WHAT IS REQUIRED
Determine the count of lines holding the string "this". Return only the number.

Extracted data entries

# # # # # # #

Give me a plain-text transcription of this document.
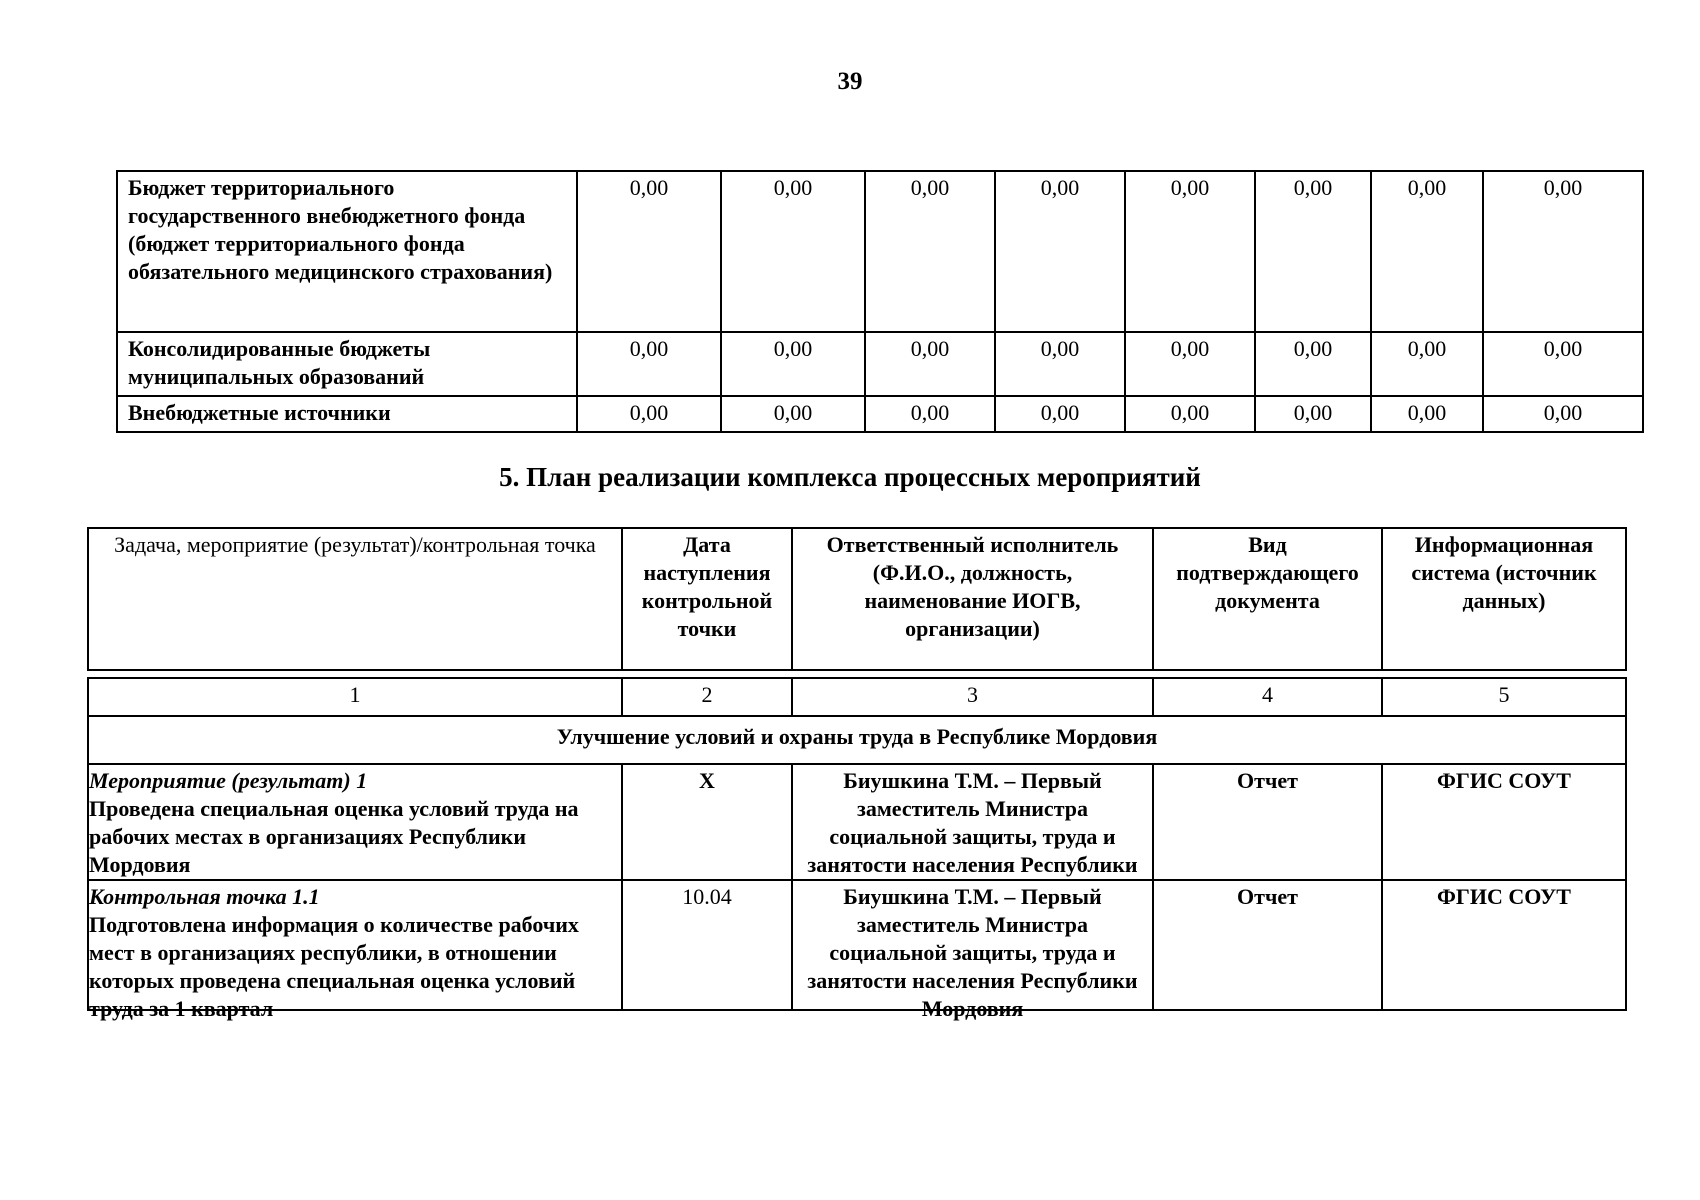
39
Бюджет территориального государственного внебюджетного фонда (бюджет территориального фонда обязательного медицинского страхования)	0,00	0,00	0,00	0,00	0,00	0,00	0,00	0,00
Консолидированные бюджеты муниципальных образований	0,00	0,00	0,00	0,00	0,00	0,00	0,00	0,00
Внебюджетные источники	0,00	0,00	0,00	0,00	0,00	0,00	0,00	0,00
5. План реализации комплекса процессных мероприятий
Задача, мероприятие (результат)/контрольная точка	Дата наступления контрольной точки	Ответственный исполнитель (Ф.И.О., должность, наименование ИОГВ, организации)	Вид подтверждающего документа	Информационная система (источник данных)
1	2	3	4	5
Улучшение условий и охраны труда в Республике Мордовия				

Мероприятие (результат) 1
Проведена специальная оценка условий труда на рабочих местах в организациях Республики Мордовия	X	Биушкина Т.М. – Первый заместитель Министра социальной защиты, труда и занятости населения Республики	Отчет	ФГИС СОУТ

Контрольная точка 1.1
Подготовлена информация о количестве рабочих мест в организациях республики, в отношении которых проведена специальная оценка условий труда за 1 квартал	10.04	Биушкина Т.М. – Первый заместитель Министра социальной защиты, труда и занятости населения Республики Мордовия	Отчет	ФГИС СОУТ
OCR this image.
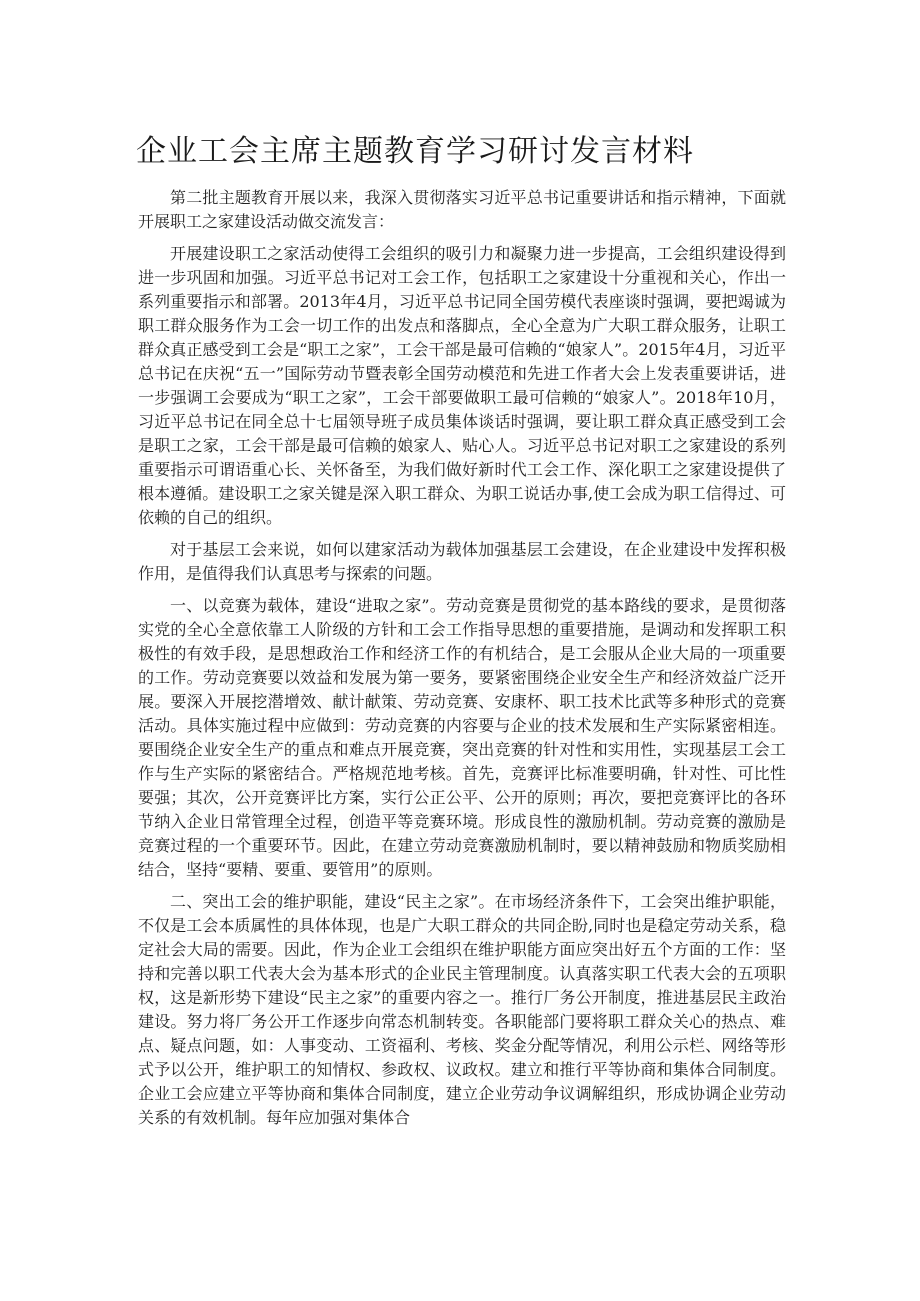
企业工会主席主题教育学习研讨发言材料

第二批主题教育开展以来，我深入贯彻落实习近平总书记重要讲话和指示精神，下面就开展职工之家建设活动做交流发言：

开展建设职工之家活动使得工会组织的吸引力和凝聚力进一步提高，工会组织建设得到进一步巩固和加强。习近平总书记对工会工作，包括职工之家建设十分重视和关心，作出一系列重要指示和部署。2013年4月，习近平总书记同全国劳模代表座谈时强调，要把竭诚为职工群众服务作为工会一切工作的出发点和落脚点，全心全意为广大职工群众服务，让职工群众真正感受到工会是“职工之家”，工会干部是最可信赖的“娘家人”。2015年4月，习近平总书记在庆祝“五一”国际劳动节暨表彰全国劳动模范和先进工作者大会上发表重要讲话，进一步强调工会要成为“职工之家”，工会干部要做职工最可信赖的“娘家人”。2018年10月，习近平总书记在同全总十七届领导班子成员集体谈话时强调，要让职工群众真正感受到工会是职工之家，工会干部是最可信赖的娘家人、贴心人。习近平总书记对职工之家建设的系列重要指示可谓语重心长、关怀备至，为我们做好新时代工会工作、深化职工之家建设提供了根本遵循。建设职工之家关键是深入职工群众、为职工说话办事,使工会成为职工信得过、可依赖的自己的组织。

对于基层工会来说，如何以建家活动为载体加强基层工会建设，在企业建设中发挥积极作用，是值得我们认真思考与探索的问题。

一、以竞赛为载体，建设“进取之家”。劳动竞赛是贯彻党的基本路线的要求，是贯彻落实党的全心全意依靠工人阶级的方针和工会工作指导思想的重要措施，是调动和发挥职工积极性的有效手段，是思想政治工作和经济工作的有机结合，是工会服从企业大局的一项重要的工作。劳动竞赛要以效益和发展为第一要务，要紧密围绕企业安全生产和经济效益广泛开展。要深入开展挖潜增效、献计献策、劳动竞赛、安康杯、职工技术比武等多种形式的竞赛活动。具体实施过程中应做到：劳动竞赛的内容要与企业的技术发展和生产实际紧密相连。要围绕企业安全生产的重点和难点开展竞赛，突出竞赛的针对性和实用性，实现基层工会工作与生产实际的紧密结合。严格规范地考核。首先，竞赛评比标准要明确，针对性、可比性要强；其次，公开竞赛评比方案，实行公正公平、公开的原则；再次，要把竞赛评比的各环节纳入企业日常管理全过程，创造平等竞赛环境。形成良性的激励机制。劳动竞赛的激励是竞赛过程的一个重要环节。因此，在建立劳动竞赛激励机制时，要以精神鼓励和物质奖励相结合，坚持“要精、要重、要管用”的原则。

二、突出工会的维护职能，建设“民主之家”。在市场经济条件下，工会突出维护职能，不仅是工会本质属性的具体体现，也是广大职工群众的共同企盼,同时也是稳定劳动关系，稳定社会大局的需要。因此，作为企业工会组织在维护职能方面应突出好五个方面的工作：坚持和完善以职工代表大会为基本形式的企业民主管理制度。认真落实职工代表大会的五项职权，这是新形势下建设“民主之家”的重要内容之一。推行厂务公开制度，推进基层民主政治建设。努力将厂务公开工作逐步向常态机制转变。各职能部门要将职工群众关心的热点、难点、疑点问题，如：人事变动、工资福利、考核、奖金分配等情况，利用公示栏、网络等形式予以公开，维护职工的知情权、参政权、议政权。建立和推行平等协商和集体合同制度。企业工会应建立平等协商和集体合同制度，建立企业劳动争议调解组织，形成协调企业劳动关系的有效机制。每年应加强对集体合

# # # # # # #

ANSWER TO THE PROBLEM
2